### [GOAL OF THE EXERCISE]
Collect every line below that contains the word "October".

━━━ DATA SHOWN

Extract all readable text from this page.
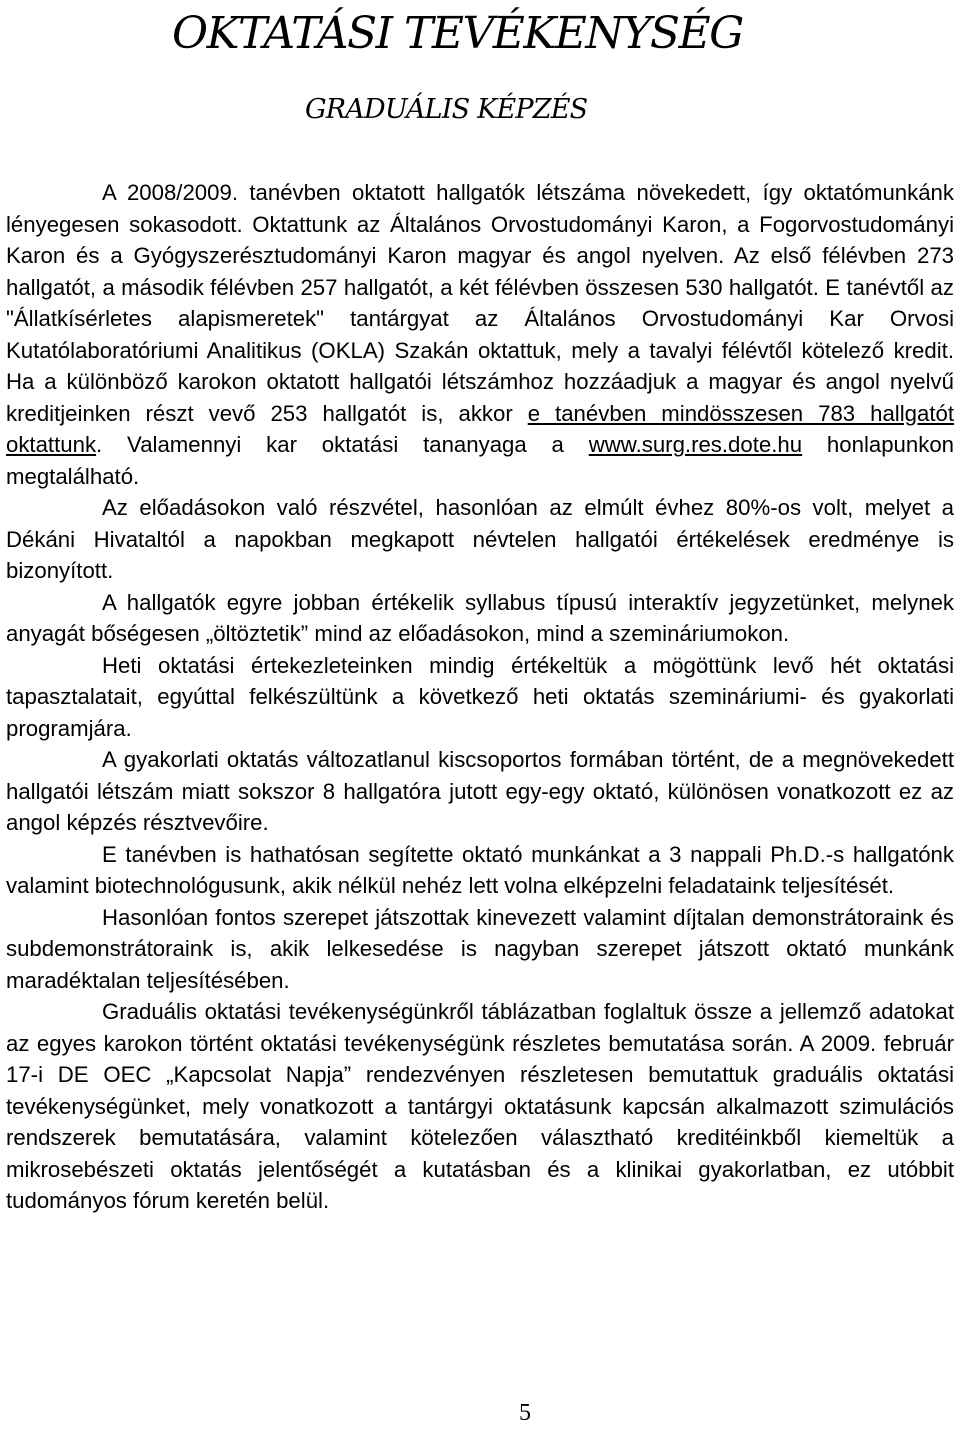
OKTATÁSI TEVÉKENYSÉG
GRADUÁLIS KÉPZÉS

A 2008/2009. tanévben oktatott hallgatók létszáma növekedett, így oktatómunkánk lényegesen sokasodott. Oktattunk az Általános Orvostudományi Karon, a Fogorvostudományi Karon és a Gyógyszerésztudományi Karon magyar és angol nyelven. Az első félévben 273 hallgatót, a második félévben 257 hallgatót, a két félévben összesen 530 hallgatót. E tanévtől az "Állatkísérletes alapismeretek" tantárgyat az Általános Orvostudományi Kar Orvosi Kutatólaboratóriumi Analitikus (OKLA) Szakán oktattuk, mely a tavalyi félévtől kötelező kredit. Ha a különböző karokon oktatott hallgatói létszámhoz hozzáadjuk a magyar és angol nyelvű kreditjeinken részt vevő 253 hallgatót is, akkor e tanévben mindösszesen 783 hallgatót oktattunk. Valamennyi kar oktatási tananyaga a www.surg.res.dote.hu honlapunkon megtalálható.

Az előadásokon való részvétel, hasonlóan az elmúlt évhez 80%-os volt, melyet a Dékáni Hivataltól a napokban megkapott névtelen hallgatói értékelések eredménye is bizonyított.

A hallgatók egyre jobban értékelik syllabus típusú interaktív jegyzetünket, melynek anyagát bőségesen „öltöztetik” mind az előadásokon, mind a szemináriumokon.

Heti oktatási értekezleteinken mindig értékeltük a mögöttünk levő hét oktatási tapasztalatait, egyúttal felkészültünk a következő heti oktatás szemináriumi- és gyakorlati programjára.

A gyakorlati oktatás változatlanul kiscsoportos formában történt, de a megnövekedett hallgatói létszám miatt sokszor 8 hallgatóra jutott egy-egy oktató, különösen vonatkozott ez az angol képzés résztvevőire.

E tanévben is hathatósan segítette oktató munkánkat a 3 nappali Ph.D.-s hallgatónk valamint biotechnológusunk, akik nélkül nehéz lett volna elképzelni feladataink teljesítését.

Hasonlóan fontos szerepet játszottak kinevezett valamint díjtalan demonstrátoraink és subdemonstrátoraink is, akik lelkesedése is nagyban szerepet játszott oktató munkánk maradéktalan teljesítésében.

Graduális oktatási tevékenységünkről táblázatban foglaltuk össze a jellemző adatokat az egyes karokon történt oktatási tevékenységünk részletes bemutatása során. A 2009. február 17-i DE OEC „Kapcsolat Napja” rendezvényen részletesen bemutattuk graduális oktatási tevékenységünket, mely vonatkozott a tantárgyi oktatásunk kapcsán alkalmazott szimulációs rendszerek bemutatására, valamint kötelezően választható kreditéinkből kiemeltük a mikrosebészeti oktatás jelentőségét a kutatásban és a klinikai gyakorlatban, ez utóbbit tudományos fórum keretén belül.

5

━━━━━━
━━━ DATA SHOWN

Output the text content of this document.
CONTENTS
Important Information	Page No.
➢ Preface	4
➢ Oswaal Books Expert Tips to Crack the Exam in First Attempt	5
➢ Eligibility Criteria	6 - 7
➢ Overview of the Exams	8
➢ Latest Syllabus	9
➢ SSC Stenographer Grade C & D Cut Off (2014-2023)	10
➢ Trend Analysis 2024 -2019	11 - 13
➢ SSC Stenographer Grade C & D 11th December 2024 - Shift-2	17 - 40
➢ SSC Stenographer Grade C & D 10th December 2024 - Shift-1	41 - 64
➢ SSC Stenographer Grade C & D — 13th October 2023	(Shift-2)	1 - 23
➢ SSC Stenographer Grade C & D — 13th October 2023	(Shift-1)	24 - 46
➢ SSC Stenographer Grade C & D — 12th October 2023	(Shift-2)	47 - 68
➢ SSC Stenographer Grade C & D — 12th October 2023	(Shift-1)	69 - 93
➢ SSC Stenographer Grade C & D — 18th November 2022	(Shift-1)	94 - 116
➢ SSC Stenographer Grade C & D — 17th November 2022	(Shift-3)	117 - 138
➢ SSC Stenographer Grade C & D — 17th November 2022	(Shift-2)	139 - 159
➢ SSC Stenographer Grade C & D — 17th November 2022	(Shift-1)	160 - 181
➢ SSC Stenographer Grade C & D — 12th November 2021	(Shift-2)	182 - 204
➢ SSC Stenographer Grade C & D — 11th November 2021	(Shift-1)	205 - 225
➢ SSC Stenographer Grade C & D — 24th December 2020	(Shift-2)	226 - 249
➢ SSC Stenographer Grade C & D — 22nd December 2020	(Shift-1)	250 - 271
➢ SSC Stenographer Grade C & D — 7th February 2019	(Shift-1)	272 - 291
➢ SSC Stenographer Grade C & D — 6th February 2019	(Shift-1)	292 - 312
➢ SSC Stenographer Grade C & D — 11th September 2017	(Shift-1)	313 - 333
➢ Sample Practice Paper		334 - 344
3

━━━━━━

### [RESPONSE TO THE EXERCISE]
➢ SSC Stenographer Grade C & D — 13th October 2023	(Shift-2)	1 - 23
➢ SSC Stenographer Grade C & D — 13th October 2023	(Shift-1)	24 - 46
➢ SSC Stenographer Grade C & D — 12th October 2023	(Shift-2)	47 - 68
➢ SSC Stenographer Grade C & D — 12th October 2023	(Shift-1)	69 - 93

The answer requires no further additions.